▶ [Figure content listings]
• • • •

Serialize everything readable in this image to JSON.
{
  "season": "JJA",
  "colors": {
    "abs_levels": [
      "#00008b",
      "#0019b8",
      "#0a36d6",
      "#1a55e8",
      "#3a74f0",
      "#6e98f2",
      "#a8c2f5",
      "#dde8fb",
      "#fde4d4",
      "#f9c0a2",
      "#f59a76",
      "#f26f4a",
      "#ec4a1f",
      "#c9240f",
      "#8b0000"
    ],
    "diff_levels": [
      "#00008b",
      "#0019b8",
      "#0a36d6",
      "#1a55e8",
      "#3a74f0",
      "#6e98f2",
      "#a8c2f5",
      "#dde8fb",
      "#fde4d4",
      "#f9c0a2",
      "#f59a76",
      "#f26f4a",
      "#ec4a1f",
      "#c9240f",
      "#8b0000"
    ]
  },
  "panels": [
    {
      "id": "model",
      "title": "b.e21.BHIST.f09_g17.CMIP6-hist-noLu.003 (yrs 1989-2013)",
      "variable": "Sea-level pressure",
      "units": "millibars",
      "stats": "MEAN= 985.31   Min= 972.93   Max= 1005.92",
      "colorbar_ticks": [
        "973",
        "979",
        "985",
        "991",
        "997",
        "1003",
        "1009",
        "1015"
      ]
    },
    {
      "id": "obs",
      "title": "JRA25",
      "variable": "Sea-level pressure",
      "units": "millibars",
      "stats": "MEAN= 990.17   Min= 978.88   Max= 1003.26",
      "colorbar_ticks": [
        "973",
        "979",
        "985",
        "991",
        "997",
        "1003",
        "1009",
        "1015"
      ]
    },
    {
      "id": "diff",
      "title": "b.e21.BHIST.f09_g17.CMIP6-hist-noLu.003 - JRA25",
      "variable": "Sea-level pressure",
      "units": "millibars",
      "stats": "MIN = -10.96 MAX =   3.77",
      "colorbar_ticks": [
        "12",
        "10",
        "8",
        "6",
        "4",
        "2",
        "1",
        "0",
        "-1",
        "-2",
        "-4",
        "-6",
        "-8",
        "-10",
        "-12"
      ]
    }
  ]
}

• • • •

▶ [TO DO]
The records above must be output exactly, in full.

▶ [REPLY TO THE TASK]
Serialize everything readable in this image to JSON.
{
  "season": "JJA",
  "colors": {
    "abs_levels": [
      "#00008b",
      "#0019b8",
      "#0a36d6",
      "#1a55e8",
      "#3a74f0",
      "#6e98f2",
      "#a8c2f5",
      "#dde8fb",
      "#fde4d4",
      "#f9c0a2",
      "#f59a76",
      "#f26f4a",
      "#ec4a1f",
      "#c9240f",
      "#8b0000"
    ],
    "diff_levels": [
      "#00008b",
      "#0019b8",
      "#0a36d6",
      "#1a55e8",
      "#3a74f0",
      "#6e98f2",
      "#a8c2f5",
      "#dde8fb",
      "#fde4d4",
      "#f9c0a2",
      "#f59a76",
      "#f26f4a",
      "#ec4a1f",
      "#c9240f",
      "#8b0000"
    ]
  },
  "panels": [
    {
      "id": "model",
      "title": "b.e21.BHIST.f09_g17.CMIP6-hist-noLu.003 (yrs 1989-2013)",
      "variable": "Sea-level pressure",
      "units": "millibars",
      "stats": "MEAN= 985.31   Min= 972.93   Max= 1005.92",
      "colorbar_ticks": [
        "973",
        "979",
        "985",
        "991",
        "997",
        "1003",
        "1009",
        "1015"
      ]
    },
    {
      "id": "obs",
      "title": "JRA25",
      "variable": "Sea-level pressure",
      "units": "millibars",
      "stats": "MEAN= 990.17   Min= 978.88   Max= 1003.26",
      "colorbar_ticks": [
        "973",
        "979",
        "985",
        "991",
        "997",
        "1003",
        "1009",
        "1015"
      ]
    },
    {
      "id": "diff",
      "title": "b.e21.BHIST.f09_g17.CMIP6-hist-noLu.003 - JRA25",
      "variable": "Sea-level pressure",
      "units": "millibars",
      "stats": "MIN = -10.96 MAX =   3.77",
      "colorbar_ticks": [
        "12",
        "10",
        "8",
        "6",
        "4",
        "2",
        "1",
        "0",
        "-1",
        "-2",
        "-4",
        "-6",
        "-8",
        "-10",
        "-12"
      ]
    }
  ]
}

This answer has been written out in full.